--- Instructions to follow ---
Reply with one number: the count of lines in the data that hold the string "handle".

===== Supplied entries =====

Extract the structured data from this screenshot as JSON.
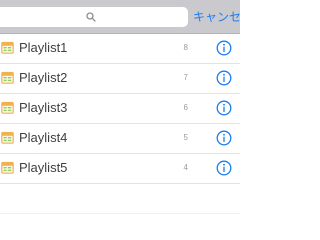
{
  "search": {
    "placeholder": "",
    "value": "",
    "cancel_label": "キャンセル"
  },
  "playlists": [
    {
      "name": "Playlist1",
      "count": "8"
    },
    {
      "name": "Playlist2",
      "count": "7"
    },
    {
      "name": "Playlist3",
      "count": "6"
    },
    {
      "name": "Playlist4",
      "count": "5"
    },
    {
      "name": "Playlist5",
      "count": "4"
    }
  ],
  "icons": {
    "search": "search-icon",
    "playlist": "playlist-icon",
    "info": "info-icon"
  },
  "colors": {
    "accent": "#1a7cf2",
    "search_bar_bg": "#c9c9ce",
    "icon_orange": "#f2b24b",
    "icon_green": "#8dcf63",
    "separator": "#e3e3e6"
  }
}
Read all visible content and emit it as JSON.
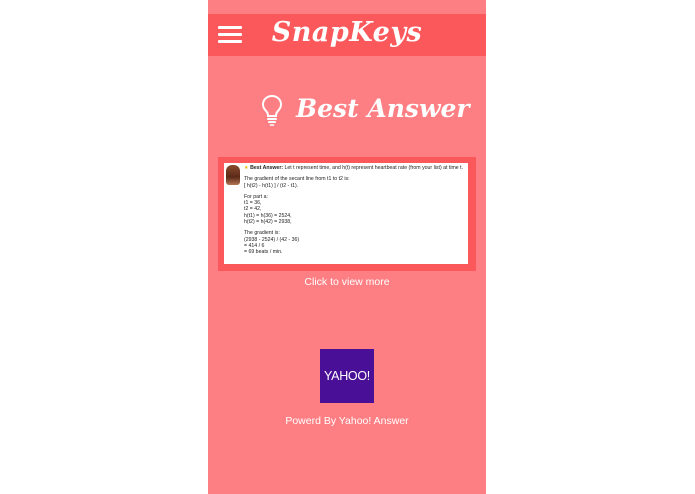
{
  "app": {
    "title": "SnapKeys"
  },
  "section": {
    "title": "Best Answer",
    "icon": "lightbulb-icon"
  },
  "answer": {
    "label": "Best Answer:",
    "intro": "Let t represent time, and h(t) represent heartbeat rate (from your list) at time t.",
    "lines": [
      "The gradient of the secant line from t1 to t2 is:",
      "[ h(t2) - h(t1) ] / (t2 - t1).",
      "",
      "For part a:",
      "t1 = 36,",
      "t2 = 42,",
      "h(t1) = h(36) = 2524,",
      "h(t2) = h(42) = 2938,",
      "",
      "The gradient is:",
      "(2938 - 2524) / (42 - 36)",
      "= 414 / 6",
      "= 69 beats / min."
    ]
  },
  "view_more": "Click to view more",
  "logo": {
    "text": "YAHOO!"
  },
  "powered_by": "Powerd By Yahoo! Answer",
  "colors": {
    "background": "#fe7f83",
    "header": "#fb585c",
    "logo": "#4a0f97",
    "text": "#ffffff"
  }
}
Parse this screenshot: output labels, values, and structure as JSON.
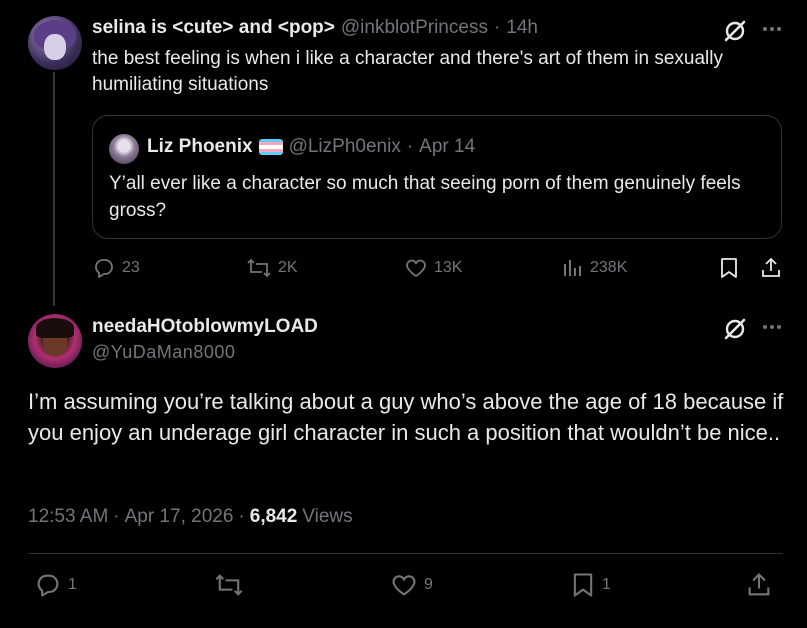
{
  "parent": {
    "display_name": "selina is <cute> and <pop>",
    "handle": "@inkblotPrincess",
    "separator": "·",
    "time": "14h",
    "text": "the best feeling is when i like a character and there's art of them in sexually humiliating situations",
    "quote": {
      "display_name": "Liz Phoenix",
      "handle": "@LizPh0enix",
      "separator": "·",
      "date": "Apr 14",
      "text": "Y’all ever like a character so much that seeing porn of them genuinely feels gross?",
      "flag_colors": [
        "#5bcefa",
        "#f5a9b8",
        "#ffffff",
        "#f5a9b8",
        "#5bcefa"
      ]
    },
    "actions": {
      "replies": "23",
      "reposts": "2K",
      "likes": "13K",
      "views": "238K"
    }
  },
  "reply": {
    "display_name": "needaHOtoblowmyLOAD",
    "handle": "@YuDaMan8000",
    "text": "I’m assuming you’re talking about a guy who’s above the age of 18 because if you enjoy an underage girl character in such a position that wouldn’t be nice..",
    "time": "12:53 AM",
    "separator": "·",
    "date": "Apr 17, 2026",
    "views_count": "6,842",
    "views_label": "Views",
    "actions": {
      "replies": "1",
      "likes": "9",
      "bookmarks": "1"
    }
  },
  "colors": {
    "background": "#000000",
    "text": "#e7e9ea",
    "muted": "#71767b",
    "border": "#2f3336"
  }
}
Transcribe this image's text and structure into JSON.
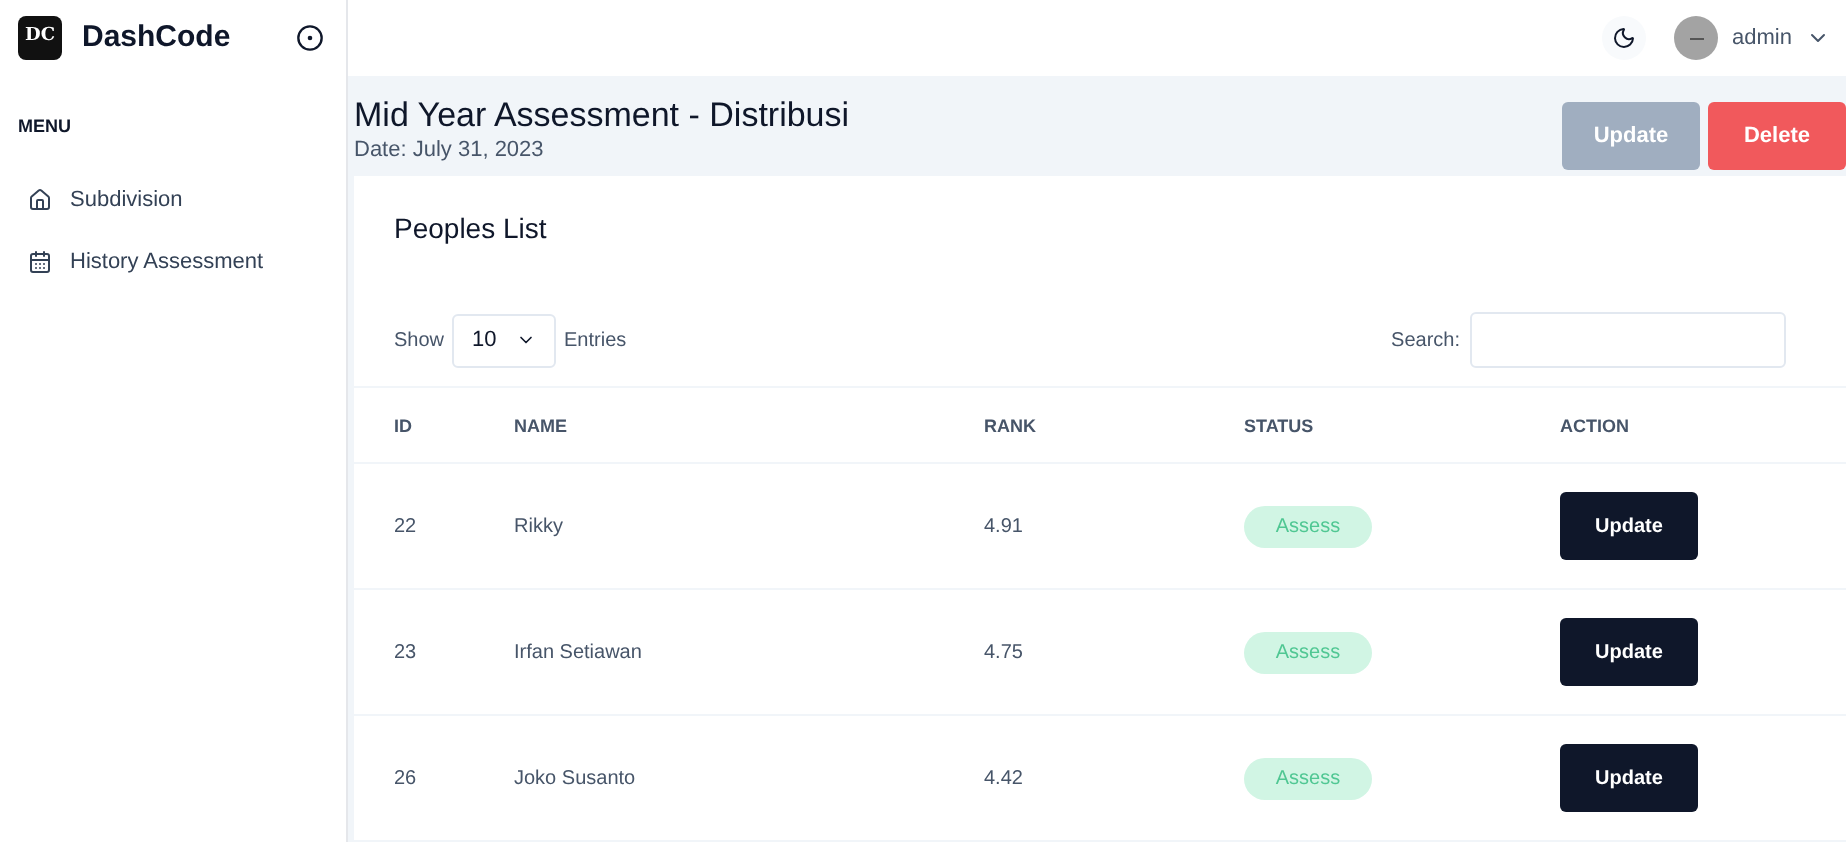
{
  "brand": {
    "mark": "DC",
    "name": "DashCode"
  },
  "sidebar": {
    "heading": "MENU",
    "items": [
      {
        "label": "Subdivision"
      },
      {
        "label": "History Assessment"
      }
    ]
  },
  "header": {
    "user": "admin"
  },
  "page": {
    "title": "Mid Year Assessment - Distribusi",
    "date": "Date: July 31, 2023",
    "buttons": [
      {
        "label": "Update",
        "kind": "muted"
      },
      {
        "label": "Delete",
        "kind": "danger"
      }
    ]
  },
  "card": {
    "title": "Peoples List",
    "show_label": "Show",
    "page_size": "10",
    "entries_label": "Entries",
    "search_label": "Search:"
  },
  "table": {
    "columns": [
      "ID",
      "NAME",
      "RANK",
      "STATUS",
      "ACTION"
    ],
    "rows": [
      {
        "id": "22",
        "name": "Rikky",
        "rank": "4.91",
        "status": "Assess",
        "action": "Update"
      },
      {
        "id": "23",
        "name": "Irfan Setiawan",
        "rank": "4.75",
        "status": "Assess",
        "action": "Update"
      },
      {
        "id": "26",
        "name": "Joko Susanto",
        "rank": "4.42",
        "status": "Assess",
        "action": "Update"
      }
    ]
  }
}
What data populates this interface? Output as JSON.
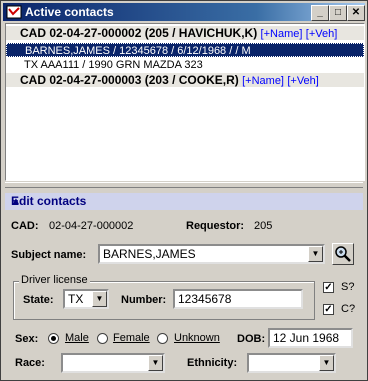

=====

--- Written answer ---
3